→ Entries taken from a collection:
• • • • • • •
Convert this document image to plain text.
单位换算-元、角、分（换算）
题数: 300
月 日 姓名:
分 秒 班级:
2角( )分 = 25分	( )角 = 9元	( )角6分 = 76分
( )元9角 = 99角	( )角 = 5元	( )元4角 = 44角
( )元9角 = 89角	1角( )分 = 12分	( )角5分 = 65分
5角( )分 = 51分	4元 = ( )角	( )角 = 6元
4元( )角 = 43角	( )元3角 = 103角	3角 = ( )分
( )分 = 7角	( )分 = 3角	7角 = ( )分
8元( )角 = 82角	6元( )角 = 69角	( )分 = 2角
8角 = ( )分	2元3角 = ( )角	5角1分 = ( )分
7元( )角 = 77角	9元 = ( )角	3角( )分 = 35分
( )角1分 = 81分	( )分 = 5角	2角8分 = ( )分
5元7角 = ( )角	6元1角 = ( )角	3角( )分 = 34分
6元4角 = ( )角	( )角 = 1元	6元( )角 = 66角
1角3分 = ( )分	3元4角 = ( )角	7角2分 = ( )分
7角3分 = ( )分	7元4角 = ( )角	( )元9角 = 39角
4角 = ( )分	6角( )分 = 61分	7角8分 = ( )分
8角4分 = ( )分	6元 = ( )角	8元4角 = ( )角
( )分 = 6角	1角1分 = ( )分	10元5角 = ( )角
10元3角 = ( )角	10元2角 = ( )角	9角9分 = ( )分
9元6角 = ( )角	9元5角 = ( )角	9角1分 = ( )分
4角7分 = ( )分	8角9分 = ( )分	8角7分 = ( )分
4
• • • • • • •
→ SET EXERCISE: Repeat each record in full; every line must match exactly.

→ RESPONSE TO THIS EXERCISE:
Convert this document image to plain text.
单位换算-元、角、分（换算）
题数: 300
月 日 姓名:
分 秒 班级:
2角( )分 = 25分	( )角 = 9元	( )角6分 = 76分
( )元9角 = 99角	( )角 = 5元	( )元4角 = 44角
( )元9角 = 89角	1角( )分 = 12分	( )角5分 = 65分
5角( )分 = 51分	4元 = ( )角	( )角 = 6元
4元( )角 = 43角	( )元3角 = 103角	3角 = ( )分
( )分 = 7角	( )分 = 3角	7角 = ( )分
8元( )角 = 82角	6元( )角 = 69角	( )分 = 2角
8角 = ( )分	2元3角 = ( )角	5角1分 = ( )分
7元( )角 = 77角	9元 = ( )角	3角( )分 = 35分
( )角1分 = 81分	( )分 = 5角	2角8分 = ( )分
5元7角 = ( )角	6元1角 = ( )角	3角( )分 = 34分
6元4角 = ( )角	( )角 = 1元	6元( )角 = 66角
1角3分 = ( )分	3元4角 = ( )角	7角2分 = ( )分
7角3分 = ( )分	7元4角 = ( )角	( )元9角 = 39角
4角 = ( )分	6角( )分 = 61分	7角8分 = ( )分
8角4分 = ( )分	6元 = ( )角	8元4角 = ( )角
( )分 = 6角	1角1分 = ( )分	10元5角 = ( )角
10元3角 = ( )角	10元2角 = ( )角	9角9分 = ( )分
9元6角 = ( )角	9元5角 = ( )角	9角1分 = ( )分
4角7分 = ( )分	8角9分 = ( )分	8角7分 = ( )分
4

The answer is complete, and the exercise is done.